Given records start

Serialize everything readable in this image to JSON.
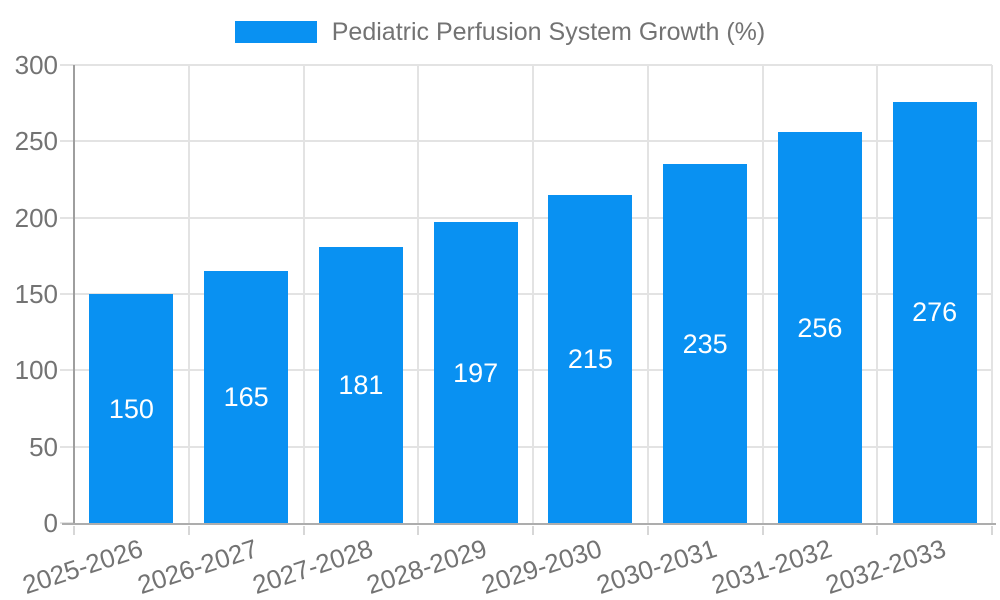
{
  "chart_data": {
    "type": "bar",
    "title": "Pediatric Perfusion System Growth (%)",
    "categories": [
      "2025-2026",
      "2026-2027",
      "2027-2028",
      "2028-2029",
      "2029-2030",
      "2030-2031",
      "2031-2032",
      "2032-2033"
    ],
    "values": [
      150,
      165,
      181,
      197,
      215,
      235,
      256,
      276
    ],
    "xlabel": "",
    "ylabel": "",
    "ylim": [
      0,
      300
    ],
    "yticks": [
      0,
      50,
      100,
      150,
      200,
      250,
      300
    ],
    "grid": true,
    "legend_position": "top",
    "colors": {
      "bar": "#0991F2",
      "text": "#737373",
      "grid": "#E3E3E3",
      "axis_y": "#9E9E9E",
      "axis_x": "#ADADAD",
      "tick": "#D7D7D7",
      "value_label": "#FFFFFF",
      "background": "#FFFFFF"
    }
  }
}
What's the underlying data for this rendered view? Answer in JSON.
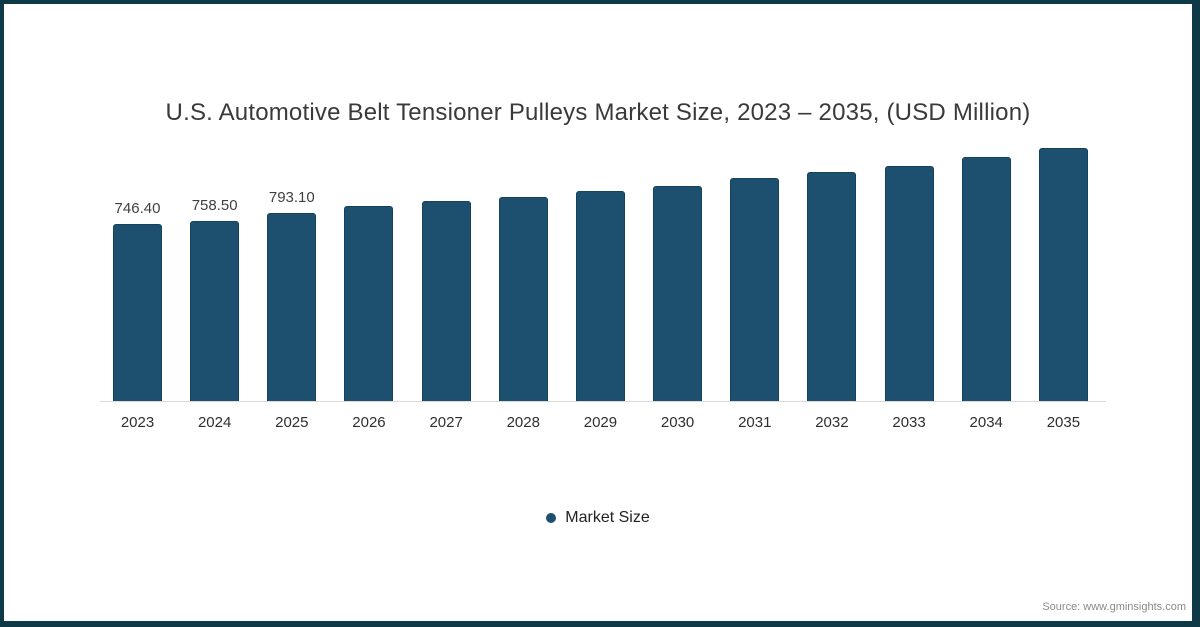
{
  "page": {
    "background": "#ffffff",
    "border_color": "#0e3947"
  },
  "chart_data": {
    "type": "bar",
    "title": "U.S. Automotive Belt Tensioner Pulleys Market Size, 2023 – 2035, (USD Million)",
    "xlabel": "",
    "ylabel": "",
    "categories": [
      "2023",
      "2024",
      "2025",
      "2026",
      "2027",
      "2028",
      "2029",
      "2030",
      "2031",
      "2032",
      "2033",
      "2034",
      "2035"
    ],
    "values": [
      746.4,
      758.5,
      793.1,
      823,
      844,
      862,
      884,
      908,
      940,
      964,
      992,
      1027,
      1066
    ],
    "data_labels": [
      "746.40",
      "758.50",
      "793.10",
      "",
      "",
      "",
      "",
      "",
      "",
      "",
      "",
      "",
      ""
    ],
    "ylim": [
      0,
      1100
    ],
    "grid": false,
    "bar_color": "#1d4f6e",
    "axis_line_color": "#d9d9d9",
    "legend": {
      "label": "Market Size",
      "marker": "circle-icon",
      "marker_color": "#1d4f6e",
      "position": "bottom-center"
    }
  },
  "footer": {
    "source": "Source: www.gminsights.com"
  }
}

Given records end
Given records start

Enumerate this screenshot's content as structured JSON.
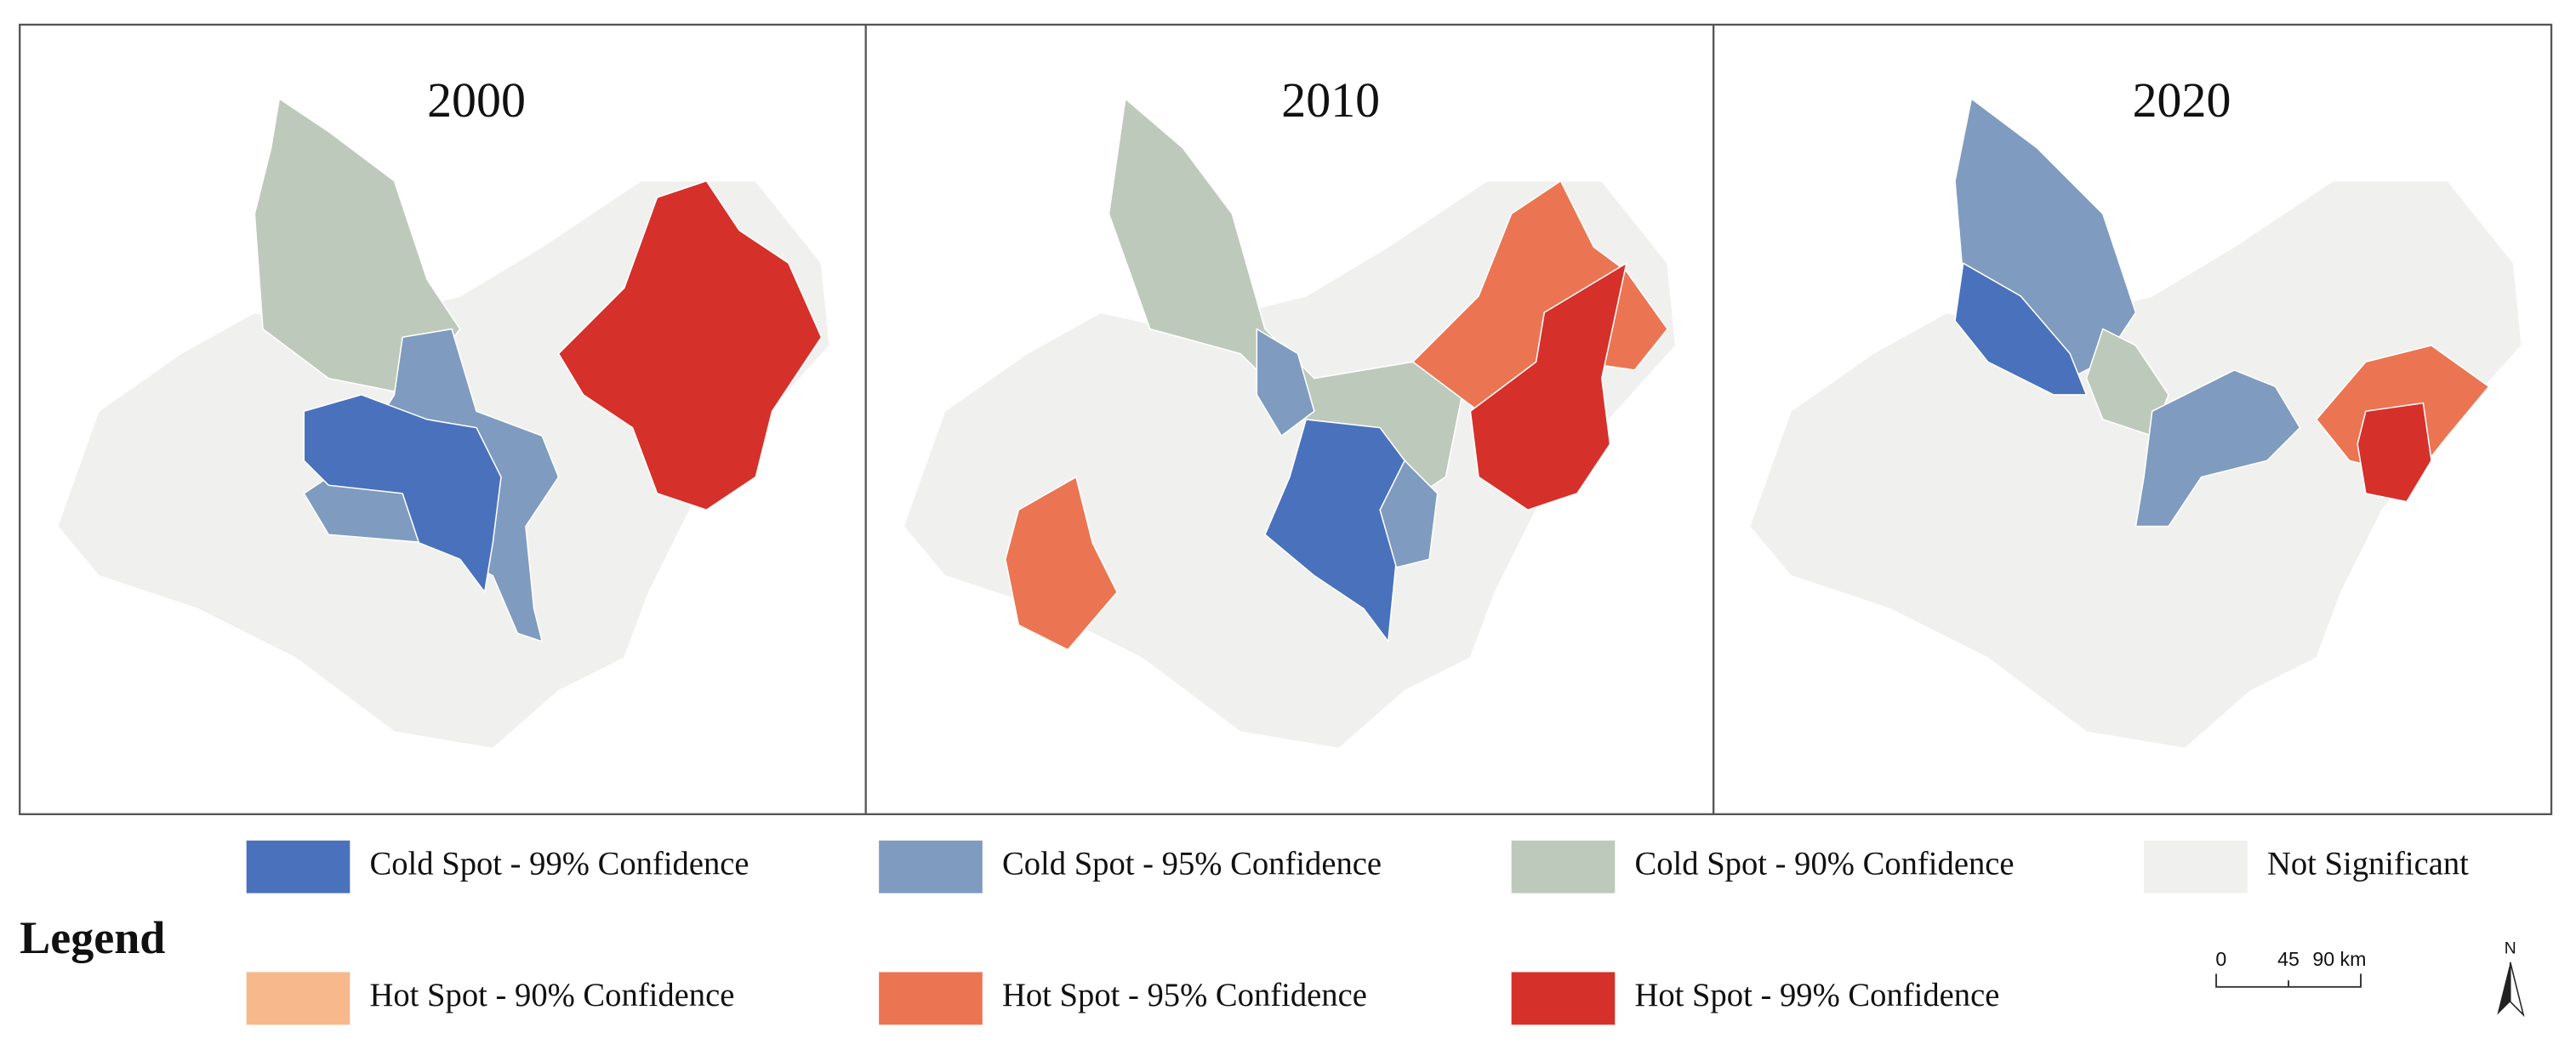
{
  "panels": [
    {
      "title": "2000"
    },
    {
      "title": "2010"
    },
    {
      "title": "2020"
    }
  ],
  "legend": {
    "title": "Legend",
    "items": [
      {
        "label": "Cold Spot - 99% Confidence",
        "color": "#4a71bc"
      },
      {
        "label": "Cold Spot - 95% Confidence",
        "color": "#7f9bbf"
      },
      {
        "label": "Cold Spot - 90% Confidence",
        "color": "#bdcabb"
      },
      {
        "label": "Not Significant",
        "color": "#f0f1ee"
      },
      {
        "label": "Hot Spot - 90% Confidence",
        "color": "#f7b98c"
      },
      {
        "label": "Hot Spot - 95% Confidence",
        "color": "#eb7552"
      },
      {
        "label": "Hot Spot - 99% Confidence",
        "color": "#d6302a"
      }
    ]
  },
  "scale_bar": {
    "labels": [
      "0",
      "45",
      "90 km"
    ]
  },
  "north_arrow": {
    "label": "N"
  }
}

Given records end
Given records start

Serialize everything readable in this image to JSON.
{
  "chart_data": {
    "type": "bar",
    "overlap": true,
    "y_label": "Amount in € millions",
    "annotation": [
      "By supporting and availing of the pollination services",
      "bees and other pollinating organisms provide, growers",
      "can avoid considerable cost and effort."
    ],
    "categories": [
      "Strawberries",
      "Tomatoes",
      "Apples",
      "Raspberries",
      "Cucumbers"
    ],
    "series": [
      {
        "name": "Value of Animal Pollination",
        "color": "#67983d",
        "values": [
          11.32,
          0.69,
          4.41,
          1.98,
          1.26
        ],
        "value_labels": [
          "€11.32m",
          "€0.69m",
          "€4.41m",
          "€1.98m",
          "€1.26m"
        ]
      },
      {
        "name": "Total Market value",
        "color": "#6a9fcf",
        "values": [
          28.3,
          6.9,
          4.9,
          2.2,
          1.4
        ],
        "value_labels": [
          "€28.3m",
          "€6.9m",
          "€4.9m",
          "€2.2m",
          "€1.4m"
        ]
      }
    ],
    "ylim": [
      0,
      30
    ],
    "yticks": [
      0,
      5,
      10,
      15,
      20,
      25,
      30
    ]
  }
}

Given records end

[Problem to work on]
Write out every line of the entries that holds the word "title".

[In response]
    "title": "Pediatric Perfusion System Growth (%)",
    "title": "U.S. Automotive Belt Tensioner Pulleys Market Size, 2023 – 2035, (USD Million)",
      "title": "2000"
      "title": "2010"
      "title": "2020"
    "title": "Legend",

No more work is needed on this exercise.